Collection entries
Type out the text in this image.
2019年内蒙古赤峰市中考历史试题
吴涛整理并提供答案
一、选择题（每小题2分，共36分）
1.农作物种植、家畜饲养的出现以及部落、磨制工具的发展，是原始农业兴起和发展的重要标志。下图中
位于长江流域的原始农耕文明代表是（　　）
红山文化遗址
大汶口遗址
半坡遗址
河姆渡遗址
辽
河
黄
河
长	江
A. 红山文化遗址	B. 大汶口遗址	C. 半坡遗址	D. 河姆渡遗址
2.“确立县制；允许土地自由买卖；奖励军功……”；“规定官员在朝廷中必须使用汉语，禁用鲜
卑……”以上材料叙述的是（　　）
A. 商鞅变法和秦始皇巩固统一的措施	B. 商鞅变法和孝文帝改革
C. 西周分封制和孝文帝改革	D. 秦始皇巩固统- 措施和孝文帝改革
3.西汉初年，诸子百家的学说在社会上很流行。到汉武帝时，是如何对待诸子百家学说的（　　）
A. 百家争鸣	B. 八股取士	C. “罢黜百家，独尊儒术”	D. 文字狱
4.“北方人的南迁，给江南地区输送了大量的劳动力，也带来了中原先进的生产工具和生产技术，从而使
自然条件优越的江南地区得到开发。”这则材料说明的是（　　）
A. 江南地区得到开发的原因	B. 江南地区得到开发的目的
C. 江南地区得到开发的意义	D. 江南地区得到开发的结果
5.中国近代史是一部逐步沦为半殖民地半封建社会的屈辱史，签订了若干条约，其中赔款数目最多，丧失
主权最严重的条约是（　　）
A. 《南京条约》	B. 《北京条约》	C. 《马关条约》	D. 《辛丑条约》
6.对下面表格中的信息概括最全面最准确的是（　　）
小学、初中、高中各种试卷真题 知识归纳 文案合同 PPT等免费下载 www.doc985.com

Written exercise → All of the lines above need to be given again exactly.

Reply to the task →
Type out the text in this image.
2019年内蒙古赤峰市中考历史试题
吴涛整理并提供答案
一、选择题（每小题2分，共36分）
1.农作物种植、家畜饲养的出现以及部落、磨制工具的发展，是原始农业兴起和发展的重要标志。下图中
位于长江流域的原始农耕文明代表是（　　）
红山文化遗址
大汶口遗址
半坡遗址
河姆渡遗址
辽
河
黄
河
长	江
A. 红山文化遗址	B. 大汶口遗址	C. 半坡遗址	D. 河姆渡遗址
2.“确立县制；允许土地自由买卖；奖励军功……”；“规定官员在朝廷中必须使用汉语，禁用鲜
卑……”以上材料叙述的是（　　）
A. 商鞅变法和秦始皇巩固统一的措施	B. 商鞅变法和孝文帝改革
C. 西周分封制和孝文帝改革	D. 秦始皇巩固统- 措施和孝文帝改革
3.西汉初年，诸子百家的学说在社会上很流行。到汉武帝时，是如何对待诸子百家学说的（　　）
A. 百家争鸣	B. 八股取士	C. “罢黜百家，独尊儒术”	D. 文字狱
4.“北方人的南迁，给江南地区输送了大量的劳动力，也带来了中原先进的生产工具和生产技术，从而使
自然条件优越的江南地区得到开发。”这则材料说明的是（　　）
A. 江南地区得到开发的原因	B. 江南地区得到开发的目的
C. 江南地区得到开发的意义	D. 江南地区得到开发的结果
5.中国近代史是一部逐步沦为半殖民地半封建社会的屈辱史，签订了若干条约，其中赔款数目最多，丧失
主权最严重的条约是（　　）
A. 《南京条约》	B. 《北京条约》	C. 《马关条约》	D. 《辛丑条约》
6.对下面表格中的信息概括最全面最准确的是（　　）
小学、初中、高中各种试卷真题 知识归纳 文案合同 PPT等免费下载 www.doc985.com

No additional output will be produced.